Figure record listings:
__________________________________________________

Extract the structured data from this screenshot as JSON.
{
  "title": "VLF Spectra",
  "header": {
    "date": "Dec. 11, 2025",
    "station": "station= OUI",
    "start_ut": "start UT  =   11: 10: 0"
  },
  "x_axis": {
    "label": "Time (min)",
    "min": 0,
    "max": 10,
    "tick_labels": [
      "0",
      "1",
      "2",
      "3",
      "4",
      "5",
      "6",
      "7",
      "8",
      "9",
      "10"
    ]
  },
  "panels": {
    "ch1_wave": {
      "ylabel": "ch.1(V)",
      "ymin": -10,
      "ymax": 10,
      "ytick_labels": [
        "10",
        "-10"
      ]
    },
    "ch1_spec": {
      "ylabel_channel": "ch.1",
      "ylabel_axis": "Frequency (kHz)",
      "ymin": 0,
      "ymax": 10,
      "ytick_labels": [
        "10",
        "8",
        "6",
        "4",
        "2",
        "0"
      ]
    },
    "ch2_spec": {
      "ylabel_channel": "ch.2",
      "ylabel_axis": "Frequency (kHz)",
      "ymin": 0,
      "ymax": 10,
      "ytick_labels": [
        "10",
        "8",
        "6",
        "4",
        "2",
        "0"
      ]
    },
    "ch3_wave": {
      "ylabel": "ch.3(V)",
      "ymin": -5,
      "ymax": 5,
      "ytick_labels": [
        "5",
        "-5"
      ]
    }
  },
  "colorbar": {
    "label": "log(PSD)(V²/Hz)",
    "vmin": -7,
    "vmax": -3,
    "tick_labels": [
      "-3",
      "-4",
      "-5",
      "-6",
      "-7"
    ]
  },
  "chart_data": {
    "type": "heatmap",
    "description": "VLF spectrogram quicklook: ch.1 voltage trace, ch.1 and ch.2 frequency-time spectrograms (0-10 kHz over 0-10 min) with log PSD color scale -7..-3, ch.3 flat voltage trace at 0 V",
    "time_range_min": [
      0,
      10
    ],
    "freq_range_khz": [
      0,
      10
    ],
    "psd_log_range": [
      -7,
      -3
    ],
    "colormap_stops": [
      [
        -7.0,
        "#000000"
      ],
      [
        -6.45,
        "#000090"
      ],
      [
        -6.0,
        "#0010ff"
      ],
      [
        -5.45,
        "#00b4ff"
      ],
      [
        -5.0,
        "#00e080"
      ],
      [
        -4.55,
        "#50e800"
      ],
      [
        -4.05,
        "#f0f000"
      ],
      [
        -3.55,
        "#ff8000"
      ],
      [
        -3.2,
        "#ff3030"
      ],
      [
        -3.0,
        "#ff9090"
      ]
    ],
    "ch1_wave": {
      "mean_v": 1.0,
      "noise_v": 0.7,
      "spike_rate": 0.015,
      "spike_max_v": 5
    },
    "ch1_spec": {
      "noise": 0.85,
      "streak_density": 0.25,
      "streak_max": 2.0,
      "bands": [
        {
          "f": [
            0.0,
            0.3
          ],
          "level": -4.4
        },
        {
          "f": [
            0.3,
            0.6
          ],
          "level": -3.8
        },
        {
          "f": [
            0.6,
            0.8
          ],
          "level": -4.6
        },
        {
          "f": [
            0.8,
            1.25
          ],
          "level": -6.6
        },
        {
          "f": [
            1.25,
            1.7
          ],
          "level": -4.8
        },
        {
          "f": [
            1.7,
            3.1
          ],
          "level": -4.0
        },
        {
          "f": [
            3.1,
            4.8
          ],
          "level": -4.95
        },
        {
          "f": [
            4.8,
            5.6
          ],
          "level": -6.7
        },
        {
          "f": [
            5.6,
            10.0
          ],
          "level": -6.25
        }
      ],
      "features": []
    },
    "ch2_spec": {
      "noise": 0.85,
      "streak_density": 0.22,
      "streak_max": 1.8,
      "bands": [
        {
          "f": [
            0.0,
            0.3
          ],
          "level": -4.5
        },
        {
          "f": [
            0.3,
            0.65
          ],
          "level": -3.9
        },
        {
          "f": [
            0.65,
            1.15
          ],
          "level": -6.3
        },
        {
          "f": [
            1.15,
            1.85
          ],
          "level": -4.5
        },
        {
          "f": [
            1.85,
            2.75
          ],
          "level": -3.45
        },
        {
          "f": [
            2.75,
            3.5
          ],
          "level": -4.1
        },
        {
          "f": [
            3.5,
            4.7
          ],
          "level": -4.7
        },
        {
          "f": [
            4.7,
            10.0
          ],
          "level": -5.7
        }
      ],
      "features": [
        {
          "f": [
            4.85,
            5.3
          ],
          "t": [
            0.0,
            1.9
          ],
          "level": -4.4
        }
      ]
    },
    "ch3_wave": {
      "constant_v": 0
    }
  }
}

__________________________________________________

What is required:
Each line of the listing should be echoed back exactly.

Output of the task:
Extract the structured data from this screenshot as JSON.
{
  "title": "VLF Spectra",
  "header": {
    "date": "Dec. 11, 2025",
    "station": "station= OUI",
    "start_ut": "start UT  =   11: 10: 0"
  },
  "x_axis": {
    "label": "Time (min)",
    "min": 0,
    "max": 10,
    "tick_labels": [
      "0",
      "1",
      "2",
      "3",
      "4",
      "5",
      "6",
      "7",
      "8",
      "9",
      "10"
    ]
  },
  "panels": {
    "ch1_wave": {
      "ylabel": "ch.1(V)",
      "ymin": -10,
      "ymax": 10,
      "ytick_labels": [
        "10",
        "-10"
      ]
    },
    "ch1_spec": {
      "ylabel_channel": "ch.1",
      "ylabel_axis": "Frequency (kHz)",
      "ymin": 0,
      "ymax": 10,
      "ytick_labels": [
        "10",
        "8",
        "6",
        "4",
        "2",
        "0"
      ]
    },
    "ch2_spec": {
      "ylabel_channel": "ch.2",
      "ylabel_axis": "Frequency (kHz)",
      "ymin": 0,
      "ymax": 10,
      "ytick_labels": [
        "10",
        "8",
        "6",
        "4",
        "2",
        "0"
      ]
    },
    "ch3_wave": {
      "ylabel": "ch.3(V)",
      "ymin": -5,
      "ymax": 5,
      "ytick_labels": [
        "5",
        "-5"
      ]
    }
  },
  "colorbar": {
    "label": "log(PSD)(V²/Hz)",
    "vmin": -7,
    "vmax": -3,
    "tick_labels": [
      "-3",
      "-4",
      "-5",
      "-6",
      "-7"
    ]
  },
  "chart_data": {
    "type": "heatmap",
    "description": "VLF spectrogram quicklook: ch.1 voltage trace, ch.1 and ch.2 frequency-time spectrograms (0-10 kHz over 0-10 min) with log PSD color scale -7..-3, ch.3 flat voltage trace at 0 V",
    "time_range_min": [
      0,
      10
    ],
    "freq_range_khz": [
      0,
      10
    ],
    "psd_log_range": [
      -7,
      -3
    ],
    "colormap_stops": [
      [
        -7.0,
        "#000000"
      ],
      [
        -6.45,
        "#000090"
      ],
      [
        -6.0,
        "#0010ff"
      ],
      [
        -5.45,
        "#00b4ff"
      ],
      [
        -5.0,
        "#00e080"
      ],
      [
        -4.55,
        "#50e800"
      ],
      [
        -4.05,
        "#f0f000"
      ],
      [
        -3.55,
        "#ff8000"
      ],
      [
        -3.2,
        "#ff3030"
      ],
      [
        -3.0,
        "#ff9090"
      ]
    ],
    "ch1_wave": {
      "mean_v": 1.0,
      "noise_v": 0.7,
      "spike_rate": 0.015,
      "spike_max_v": 5
    },
    "ch1_spec": {
      "noise": 0.85,
      "streak_density": 0.25,
      "streak_max": 2.0,
      "bands": [
        {
          "f": [
            0.0,
            0.3
          ],
          "level": -4.4
        },
        {
          "f": [
            0.3,
            0.6
          ],
          "level": -3.8
        },
        {
          "f": [
            0.6,
            0.8
          ],
          "level": -4.6
        },
        {
          "f": [
            0.8,
            1.25
          ],
          "level": -6.6
        },
        {
          "f": [
            1.25,
            1.7
          ],
          "level": -4.8
        },
        {
          "f": [
            1.7,
            3.1
          ],
          "level": -4.0
        },
        {
          "f": [
            3.1,
            4.8
          ],
          "level": -4.95
        },
        {
          "f": [
            4.8,
            5.6
          ],
          "level": -6.7
        },
        {
          "f": [
            5.6,
            10.0
          ],
          "level": -6.25
        }
      ],
      "features": []
    },
    "ch2_spec": {
      "noise": 0.85,
      "streak_density": 0.22,
      "streak_max": 1.8,
      "bands": [
        {
          "f": [
            0.0,
            0.3
          ],
          "level": -4.5
        },
        {
          "f": [
            0.3,
            0.65
          ],
          "level": -3.9
        },
        {
          "f": [
            0.65,
            1.15
          ],
          "level": -6.3
        },
        {
          "f": [
            1.15,
            1.85
          ],
          "level": -4.5
        },
        {
          "f": [
            1.85,
            2.75
          ],
          "level": -3.45
        },
        {
          "f": [
            2.75,
            3.5
          ],
          "level": -4.1
        },
        {
          "f": [
            3.5,
            4.7
          ],
          "level": -4.7
        },
        {
          "f": [
            4.7,
            10.0
          ],
          "level": -5.7
        }
      ],
      "features": [
        {
          "f": [
            4.85,
            5.3
          ],
          "t": [
            0.0,
            1.9
          ],
          "level": -4.4
        }
      ]
    },
    "ch3_wave": {
      "constant_v": 0
    }
  }
}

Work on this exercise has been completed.